AIM:
Copy out the complete listing, word for word.
**********
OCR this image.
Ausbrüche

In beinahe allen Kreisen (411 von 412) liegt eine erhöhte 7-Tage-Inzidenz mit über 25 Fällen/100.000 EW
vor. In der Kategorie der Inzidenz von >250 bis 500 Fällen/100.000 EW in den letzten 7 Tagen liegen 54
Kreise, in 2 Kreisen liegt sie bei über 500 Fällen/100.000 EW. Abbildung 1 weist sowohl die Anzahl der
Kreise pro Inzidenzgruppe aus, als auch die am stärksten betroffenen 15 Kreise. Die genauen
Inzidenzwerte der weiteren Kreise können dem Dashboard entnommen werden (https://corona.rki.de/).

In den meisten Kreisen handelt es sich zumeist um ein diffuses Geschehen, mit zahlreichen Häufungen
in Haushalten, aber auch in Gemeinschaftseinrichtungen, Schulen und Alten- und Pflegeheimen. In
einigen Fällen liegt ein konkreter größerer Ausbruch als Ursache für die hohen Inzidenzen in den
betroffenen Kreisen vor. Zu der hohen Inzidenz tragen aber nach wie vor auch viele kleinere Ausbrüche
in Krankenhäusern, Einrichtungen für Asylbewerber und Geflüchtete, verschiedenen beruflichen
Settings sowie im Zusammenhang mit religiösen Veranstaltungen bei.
**********
RESPONSE:
OCR this image.
Ausbrüche

In beinahe allen Kreisen (411 von 412) liegt eine erhöhte 7-Tage-Inzidenz mit über 25 Fällen/100.000 EW
vor. In der Kategorie der Inzidenz von >250 bis 500 Fällen/100.000 EW in den letzten 7 Tagen liegen 54
Kreise, in 2 Kreisen liegt sie bei über 500 Fällen/100.000 EW. Abbildung 1 weist sowohl die Anzahl der
Kreise pro Inzidenzgruppe aus, als auch die am stärksten betroffenen 15 Kreise. Die genauen
Inzidenzwerte der weiteren Kreise können dem Dashboard entnommen werden (https://corona.rki.de/).

In den meisten Kreisen handelt es sich zumeist um ein diffuses Geschehen, mit zahlreichen Häufungen
in Haushalten, aber auch in Gemeinschaftseinrichtungen, Schulen und Alten- und Pflegeheimen. In
einigen Fällen liegt ein konkreter größerer Ausbruch als Ursache für die hohen Inzidenzen in den
betroffenen Kreisen vor. Zu der hohen Inzidenz tragen aber nach wie vor auch viele kleinere Ausbrüche
in Krankenhäusern, Einrichtungen für Asylbewerber und Geflüchtete, verschiedenen beruflichen
Settings sowie im Zusammenhang mit religiösen Veranstaltungen bei.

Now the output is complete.